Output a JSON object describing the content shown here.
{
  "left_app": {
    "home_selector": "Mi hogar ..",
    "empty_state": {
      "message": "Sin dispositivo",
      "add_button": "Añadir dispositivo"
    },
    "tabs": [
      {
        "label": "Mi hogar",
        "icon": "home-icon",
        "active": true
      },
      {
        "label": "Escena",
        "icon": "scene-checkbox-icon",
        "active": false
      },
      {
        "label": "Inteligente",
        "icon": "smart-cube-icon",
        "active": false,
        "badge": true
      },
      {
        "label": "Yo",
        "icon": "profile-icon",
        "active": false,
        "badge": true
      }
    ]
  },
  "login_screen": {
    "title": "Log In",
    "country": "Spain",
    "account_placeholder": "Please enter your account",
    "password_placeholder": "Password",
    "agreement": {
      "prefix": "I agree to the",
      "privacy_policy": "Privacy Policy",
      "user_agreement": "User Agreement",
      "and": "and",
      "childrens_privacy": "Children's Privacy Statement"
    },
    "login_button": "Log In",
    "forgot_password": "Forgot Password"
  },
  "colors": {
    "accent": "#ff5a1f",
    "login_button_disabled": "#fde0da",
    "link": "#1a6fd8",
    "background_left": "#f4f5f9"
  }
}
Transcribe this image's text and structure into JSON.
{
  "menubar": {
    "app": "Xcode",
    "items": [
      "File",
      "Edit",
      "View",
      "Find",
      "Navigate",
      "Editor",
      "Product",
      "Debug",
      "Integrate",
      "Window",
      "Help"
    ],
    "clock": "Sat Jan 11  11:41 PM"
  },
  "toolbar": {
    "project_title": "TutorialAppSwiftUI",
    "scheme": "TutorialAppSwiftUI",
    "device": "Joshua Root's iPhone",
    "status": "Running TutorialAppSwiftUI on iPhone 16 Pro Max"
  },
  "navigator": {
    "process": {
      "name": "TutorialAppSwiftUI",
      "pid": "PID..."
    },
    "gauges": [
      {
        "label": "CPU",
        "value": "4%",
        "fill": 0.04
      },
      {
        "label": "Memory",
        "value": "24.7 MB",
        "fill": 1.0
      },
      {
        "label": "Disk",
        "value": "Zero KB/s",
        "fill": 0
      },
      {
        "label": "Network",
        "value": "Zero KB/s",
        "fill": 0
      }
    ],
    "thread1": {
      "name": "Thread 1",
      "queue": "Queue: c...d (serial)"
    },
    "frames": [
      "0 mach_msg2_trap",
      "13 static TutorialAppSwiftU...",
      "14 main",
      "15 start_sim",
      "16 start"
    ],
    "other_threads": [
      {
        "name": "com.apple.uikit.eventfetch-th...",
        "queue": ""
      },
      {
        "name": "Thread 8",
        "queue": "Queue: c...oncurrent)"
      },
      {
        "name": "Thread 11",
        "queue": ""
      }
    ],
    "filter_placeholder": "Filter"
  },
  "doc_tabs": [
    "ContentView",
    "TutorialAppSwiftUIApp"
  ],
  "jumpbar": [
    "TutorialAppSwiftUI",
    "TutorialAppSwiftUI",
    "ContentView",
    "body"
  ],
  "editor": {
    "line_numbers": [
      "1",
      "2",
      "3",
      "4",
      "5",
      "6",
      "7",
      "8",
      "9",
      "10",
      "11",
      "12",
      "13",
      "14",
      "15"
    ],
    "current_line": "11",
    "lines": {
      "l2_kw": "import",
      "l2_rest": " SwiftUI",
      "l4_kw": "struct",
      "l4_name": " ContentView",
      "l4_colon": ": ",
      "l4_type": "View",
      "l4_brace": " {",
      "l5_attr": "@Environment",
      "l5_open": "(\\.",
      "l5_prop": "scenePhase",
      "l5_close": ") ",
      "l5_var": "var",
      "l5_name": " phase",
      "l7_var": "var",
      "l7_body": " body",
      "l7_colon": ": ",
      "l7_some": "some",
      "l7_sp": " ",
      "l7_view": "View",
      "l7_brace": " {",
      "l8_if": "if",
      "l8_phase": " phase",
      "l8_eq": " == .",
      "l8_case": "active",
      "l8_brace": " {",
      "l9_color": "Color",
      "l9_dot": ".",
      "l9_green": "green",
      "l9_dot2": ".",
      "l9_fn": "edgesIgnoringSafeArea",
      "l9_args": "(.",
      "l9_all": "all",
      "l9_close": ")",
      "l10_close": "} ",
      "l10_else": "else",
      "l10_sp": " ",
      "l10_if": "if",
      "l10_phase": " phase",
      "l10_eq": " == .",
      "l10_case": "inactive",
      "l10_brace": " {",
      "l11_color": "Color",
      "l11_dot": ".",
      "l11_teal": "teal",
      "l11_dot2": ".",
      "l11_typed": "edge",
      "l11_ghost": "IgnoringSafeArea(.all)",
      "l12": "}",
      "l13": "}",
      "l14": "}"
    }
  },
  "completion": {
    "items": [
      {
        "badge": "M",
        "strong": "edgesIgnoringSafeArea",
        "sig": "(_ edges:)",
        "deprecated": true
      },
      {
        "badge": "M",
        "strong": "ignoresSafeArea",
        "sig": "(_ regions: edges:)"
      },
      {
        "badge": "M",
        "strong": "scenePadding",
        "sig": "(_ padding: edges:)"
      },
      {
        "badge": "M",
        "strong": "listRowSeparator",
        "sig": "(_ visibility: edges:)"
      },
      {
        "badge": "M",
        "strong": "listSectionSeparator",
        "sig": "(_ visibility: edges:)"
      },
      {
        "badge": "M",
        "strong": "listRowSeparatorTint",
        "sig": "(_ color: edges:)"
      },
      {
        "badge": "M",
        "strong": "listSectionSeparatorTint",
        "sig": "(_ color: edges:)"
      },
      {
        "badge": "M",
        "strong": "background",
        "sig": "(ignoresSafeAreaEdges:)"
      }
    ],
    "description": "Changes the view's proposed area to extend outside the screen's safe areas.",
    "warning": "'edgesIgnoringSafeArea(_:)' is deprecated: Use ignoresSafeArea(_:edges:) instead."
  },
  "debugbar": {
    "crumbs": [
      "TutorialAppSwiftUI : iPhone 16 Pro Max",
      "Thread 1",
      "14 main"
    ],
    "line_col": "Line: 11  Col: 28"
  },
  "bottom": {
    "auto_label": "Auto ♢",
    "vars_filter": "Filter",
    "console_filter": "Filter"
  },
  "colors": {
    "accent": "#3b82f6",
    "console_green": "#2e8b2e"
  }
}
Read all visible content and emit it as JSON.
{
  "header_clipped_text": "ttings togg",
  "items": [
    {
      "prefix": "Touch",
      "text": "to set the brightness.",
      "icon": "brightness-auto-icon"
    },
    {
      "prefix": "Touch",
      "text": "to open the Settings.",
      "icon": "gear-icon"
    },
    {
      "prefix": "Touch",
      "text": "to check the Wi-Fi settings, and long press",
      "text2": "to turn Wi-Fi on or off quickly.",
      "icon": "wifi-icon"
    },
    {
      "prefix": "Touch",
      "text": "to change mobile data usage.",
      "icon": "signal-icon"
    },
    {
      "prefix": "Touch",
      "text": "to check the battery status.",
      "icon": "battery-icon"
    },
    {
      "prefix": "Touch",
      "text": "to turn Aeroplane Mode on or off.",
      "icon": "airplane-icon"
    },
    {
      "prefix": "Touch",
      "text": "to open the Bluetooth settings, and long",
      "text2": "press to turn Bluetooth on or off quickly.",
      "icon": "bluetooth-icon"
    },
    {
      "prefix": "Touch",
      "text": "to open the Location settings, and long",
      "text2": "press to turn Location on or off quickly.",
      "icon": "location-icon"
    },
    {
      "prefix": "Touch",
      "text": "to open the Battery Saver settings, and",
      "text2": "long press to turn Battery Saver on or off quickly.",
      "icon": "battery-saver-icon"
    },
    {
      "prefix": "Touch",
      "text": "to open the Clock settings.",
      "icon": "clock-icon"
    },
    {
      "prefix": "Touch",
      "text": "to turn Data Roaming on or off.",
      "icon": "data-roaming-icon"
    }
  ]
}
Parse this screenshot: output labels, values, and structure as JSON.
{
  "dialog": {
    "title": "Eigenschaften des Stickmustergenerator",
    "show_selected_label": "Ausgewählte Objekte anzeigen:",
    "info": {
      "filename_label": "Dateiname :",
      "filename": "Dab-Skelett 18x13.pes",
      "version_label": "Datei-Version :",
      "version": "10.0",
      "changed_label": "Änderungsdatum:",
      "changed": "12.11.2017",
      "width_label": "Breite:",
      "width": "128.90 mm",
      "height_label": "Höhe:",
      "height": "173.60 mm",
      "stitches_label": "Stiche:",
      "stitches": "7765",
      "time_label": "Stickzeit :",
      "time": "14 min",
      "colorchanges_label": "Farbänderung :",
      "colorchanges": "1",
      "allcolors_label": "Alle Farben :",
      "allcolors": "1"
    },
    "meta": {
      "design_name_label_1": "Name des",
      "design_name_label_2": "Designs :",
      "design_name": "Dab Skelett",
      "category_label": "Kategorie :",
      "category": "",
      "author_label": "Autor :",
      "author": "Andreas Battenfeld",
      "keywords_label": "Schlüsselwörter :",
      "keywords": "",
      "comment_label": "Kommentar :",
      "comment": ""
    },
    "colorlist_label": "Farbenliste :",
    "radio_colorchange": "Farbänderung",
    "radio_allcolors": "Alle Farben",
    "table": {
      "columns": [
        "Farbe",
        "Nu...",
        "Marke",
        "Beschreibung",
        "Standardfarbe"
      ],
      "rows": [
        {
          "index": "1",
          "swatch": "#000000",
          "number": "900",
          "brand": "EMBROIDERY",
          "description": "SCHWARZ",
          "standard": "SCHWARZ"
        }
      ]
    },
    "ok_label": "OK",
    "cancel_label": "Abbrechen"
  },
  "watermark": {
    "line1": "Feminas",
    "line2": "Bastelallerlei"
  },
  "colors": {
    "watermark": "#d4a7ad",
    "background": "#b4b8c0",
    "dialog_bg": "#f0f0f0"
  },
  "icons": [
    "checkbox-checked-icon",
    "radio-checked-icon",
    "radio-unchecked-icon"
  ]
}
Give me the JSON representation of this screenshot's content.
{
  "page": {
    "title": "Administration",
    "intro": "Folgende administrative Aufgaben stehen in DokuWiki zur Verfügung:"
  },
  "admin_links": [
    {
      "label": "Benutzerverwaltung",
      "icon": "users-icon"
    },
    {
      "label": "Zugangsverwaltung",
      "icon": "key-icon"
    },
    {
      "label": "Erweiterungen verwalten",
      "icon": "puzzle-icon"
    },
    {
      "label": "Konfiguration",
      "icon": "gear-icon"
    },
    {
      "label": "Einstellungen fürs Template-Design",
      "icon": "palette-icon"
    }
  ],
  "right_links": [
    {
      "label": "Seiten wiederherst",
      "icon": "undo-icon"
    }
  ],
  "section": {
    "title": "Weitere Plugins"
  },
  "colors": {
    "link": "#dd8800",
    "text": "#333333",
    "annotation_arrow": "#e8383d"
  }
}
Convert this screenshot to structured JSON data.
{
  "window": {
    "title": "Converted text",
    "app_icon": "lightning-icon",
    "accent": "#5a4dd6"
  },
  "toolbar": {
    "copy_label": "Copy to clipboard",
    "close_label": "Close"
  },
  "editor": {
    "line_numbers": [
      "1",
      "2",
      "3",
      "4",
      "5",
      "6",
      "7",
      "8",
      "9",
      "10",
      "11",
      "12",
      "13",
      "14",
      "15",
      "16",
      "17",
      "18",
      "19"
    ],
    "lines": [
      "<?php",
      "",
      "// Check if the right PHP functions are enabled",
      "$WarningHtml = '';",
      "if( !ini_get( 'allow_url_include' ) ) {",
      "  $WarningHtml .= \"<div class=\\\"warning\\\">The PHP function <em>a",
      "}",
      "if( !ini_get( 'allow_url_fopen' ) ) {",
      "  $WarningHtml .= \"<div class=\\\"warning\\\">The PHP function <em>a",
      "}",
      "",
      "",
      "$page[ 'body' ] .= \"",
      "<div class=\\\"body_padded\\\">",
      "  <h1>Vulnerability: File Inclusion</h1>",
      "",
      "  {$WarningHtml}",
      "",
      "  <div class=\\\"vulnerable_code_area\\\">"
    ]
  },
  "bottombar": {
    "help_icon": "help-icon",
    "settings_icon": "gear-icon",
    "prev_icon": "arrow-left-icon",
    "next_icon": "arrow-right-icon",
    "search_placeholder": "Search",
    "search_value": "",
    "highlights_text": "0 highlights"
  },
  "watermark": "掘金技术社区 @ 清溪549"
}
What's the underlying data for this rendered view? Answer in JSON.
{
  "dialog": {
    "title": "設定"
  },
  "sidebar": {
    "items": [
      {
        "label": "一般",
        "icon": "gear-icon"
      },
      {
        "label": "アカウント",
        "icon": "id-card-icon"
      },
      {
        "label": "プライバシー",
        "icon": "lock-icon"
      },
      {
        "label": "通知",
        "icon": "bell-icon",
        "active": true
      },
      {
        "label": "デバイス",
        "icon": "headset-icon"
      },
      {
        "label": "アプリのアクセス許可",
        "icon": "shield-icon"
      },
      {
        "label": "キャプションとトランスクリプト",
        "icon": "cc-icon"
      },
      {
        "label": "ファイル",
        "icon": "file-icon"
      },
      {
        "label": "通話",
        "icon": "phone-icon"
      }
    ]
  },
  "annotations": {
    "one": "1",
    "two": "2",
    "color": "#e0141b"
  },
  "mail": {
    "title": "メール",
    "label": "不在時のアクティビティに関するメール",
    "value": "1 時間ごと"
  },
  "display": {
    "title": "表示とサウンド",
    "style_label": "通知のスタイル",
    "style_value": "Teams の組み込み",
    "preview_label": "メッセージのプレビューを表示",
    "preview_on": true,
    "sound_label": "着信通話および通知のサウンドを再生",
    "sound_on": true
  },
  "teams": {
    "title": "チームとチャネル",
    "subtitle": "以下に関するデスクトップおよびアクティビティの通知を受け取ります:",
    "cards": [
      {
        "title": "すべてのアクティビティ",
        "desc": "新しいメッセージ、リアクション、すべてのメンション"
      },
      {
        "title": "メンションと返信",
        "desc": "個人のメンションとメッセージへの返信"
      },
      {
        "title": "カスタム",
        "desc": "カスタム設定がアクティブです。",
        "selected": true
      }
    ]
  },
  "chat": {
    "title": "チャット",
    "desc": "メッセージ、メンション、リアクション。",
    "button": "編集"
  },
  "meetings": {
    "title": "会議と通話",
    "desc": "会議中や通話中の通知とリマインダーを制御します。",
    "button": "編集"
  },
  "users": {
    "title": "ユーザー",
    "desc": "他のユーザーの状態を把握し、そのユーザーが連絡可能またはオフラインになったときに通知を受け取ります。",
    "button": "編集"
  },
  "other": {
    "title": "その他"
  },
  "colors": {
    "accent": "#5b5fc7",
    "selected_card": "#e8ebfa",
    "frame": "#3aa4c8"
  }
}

§ **AIM**: Determine how many lines of this listing contain "dispositivo", and give only the number.

§ **THE RESPONSE**: 2